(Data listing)
------------------------------

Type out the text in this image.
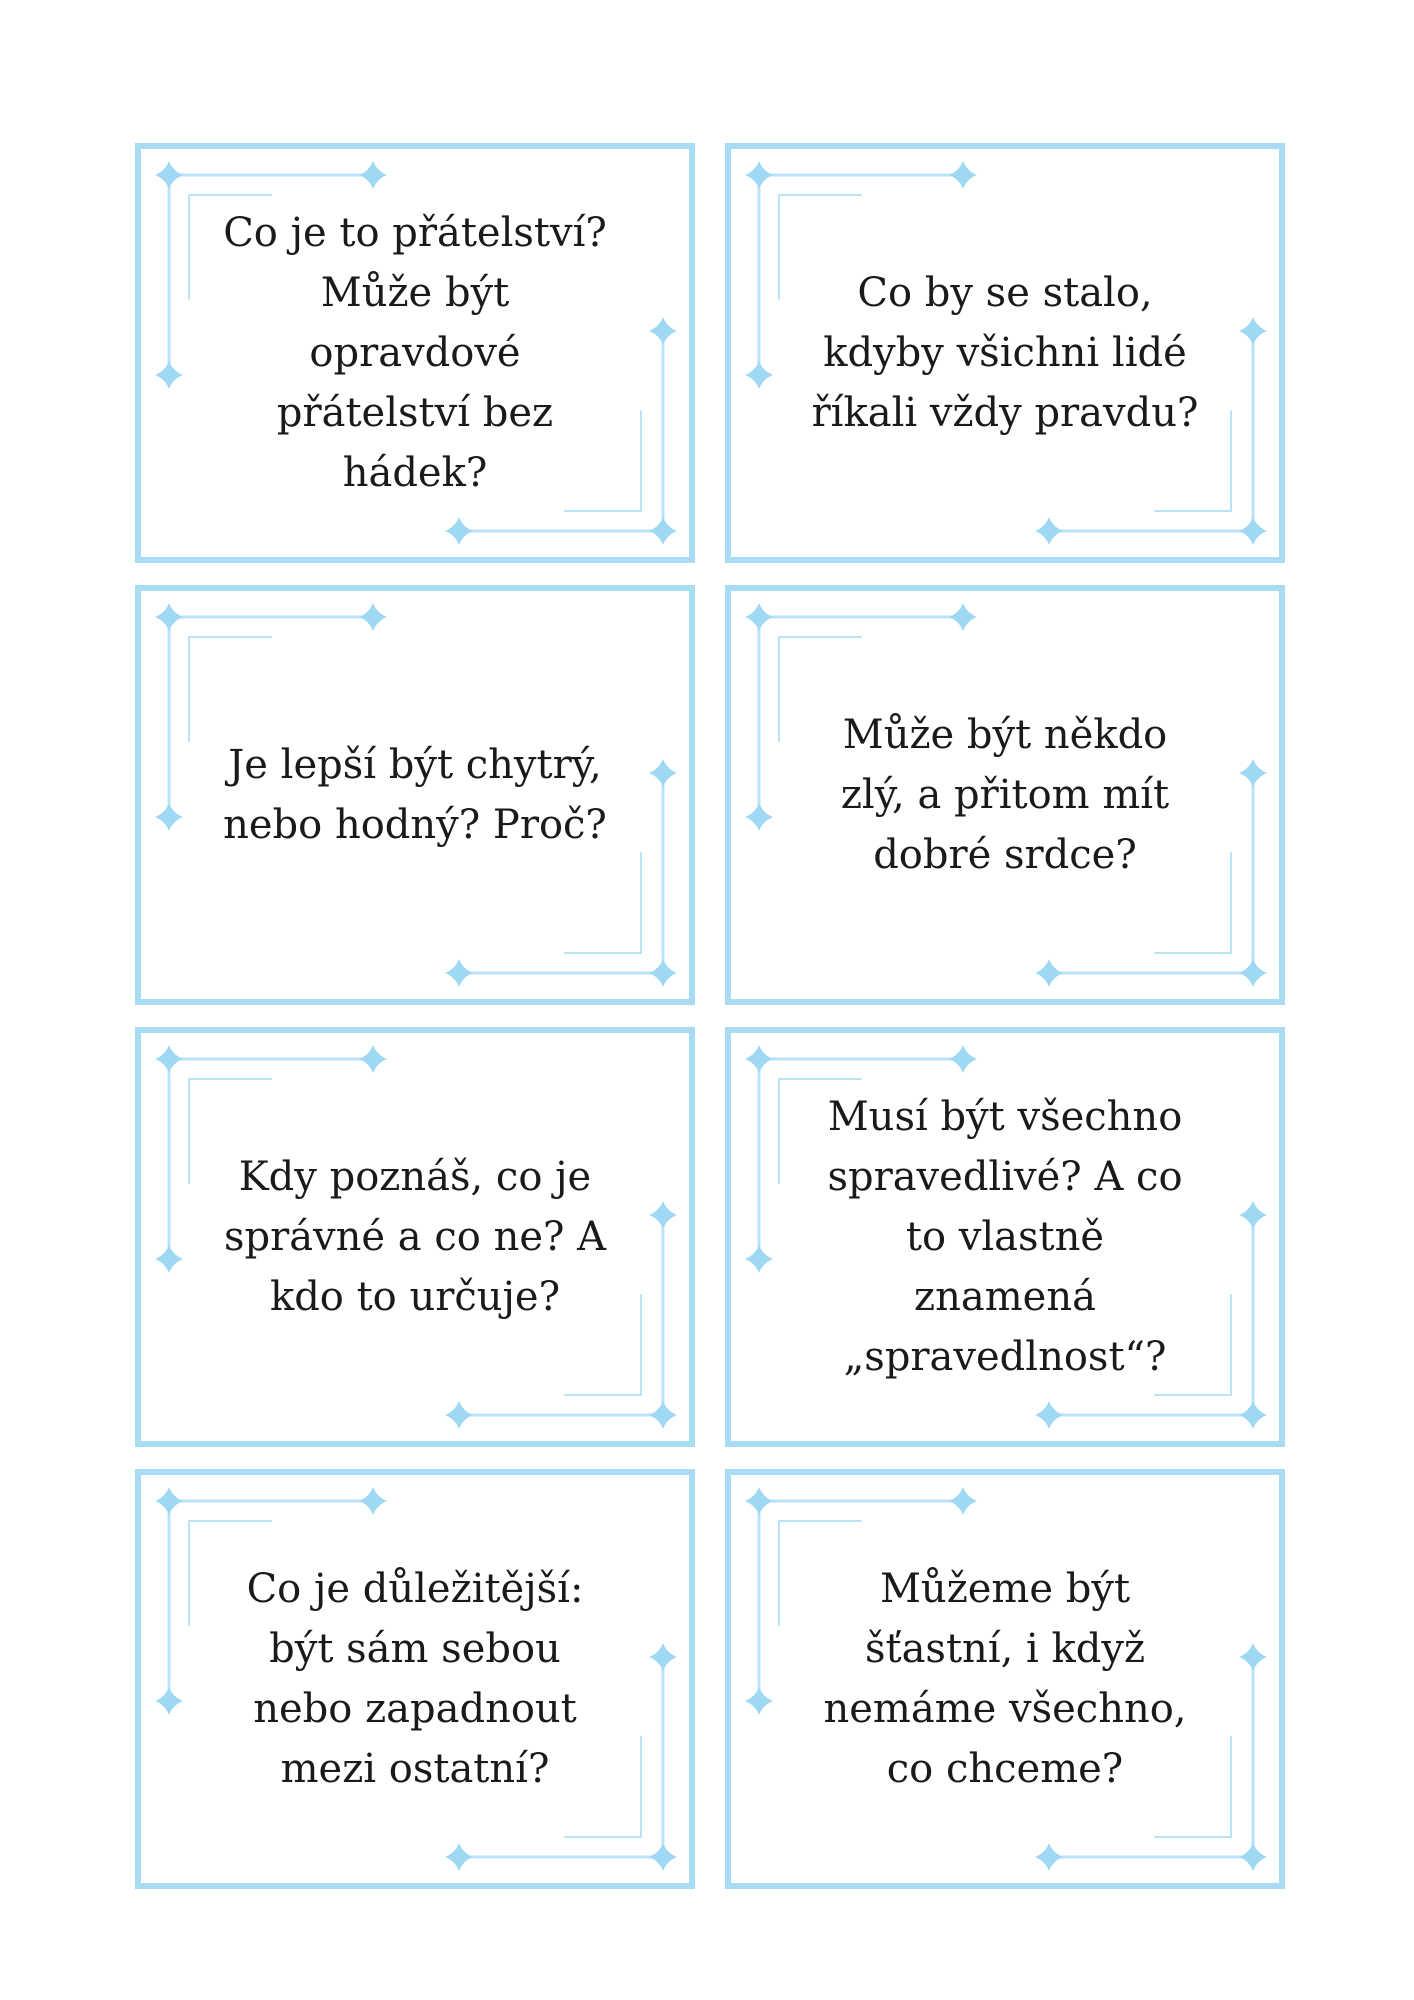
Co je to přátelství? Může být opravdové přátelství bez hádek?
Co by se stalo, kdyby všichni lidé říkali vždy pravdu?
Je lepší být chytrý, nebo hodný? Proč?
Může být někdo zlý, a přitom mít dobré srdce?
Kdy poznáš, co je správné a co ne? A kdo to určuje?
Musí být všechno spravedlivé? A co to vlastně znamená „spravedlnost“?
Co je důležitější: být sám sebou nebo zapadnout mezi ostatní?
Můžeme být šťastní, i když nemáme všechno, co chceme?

------------------------------

Stated goal. Repeat the records above exactly, leaving out the pictures.

Final result.
Type out the text in this image.
Co je to přátelství? Může být opravdové přátelství bez hádek?
Co by se stalo, kdyby všichni lidé říkali vždy pravdu?
Je lepší být chytrý, nebo hodný? Proč?
Může být někdo zlý, a přitom mít dobré srdce?
Kdy poznáš, co je správné a co ne? A kdo to určuje?
Musí být všechno spravedlivé? A co to vlastně znamená „spravedlnost“?
Co je důležitější: být sám sebou nebo zapadnout mezi ostatní?
Můžeme být šťastní, i když nemáme všechno, co chceme?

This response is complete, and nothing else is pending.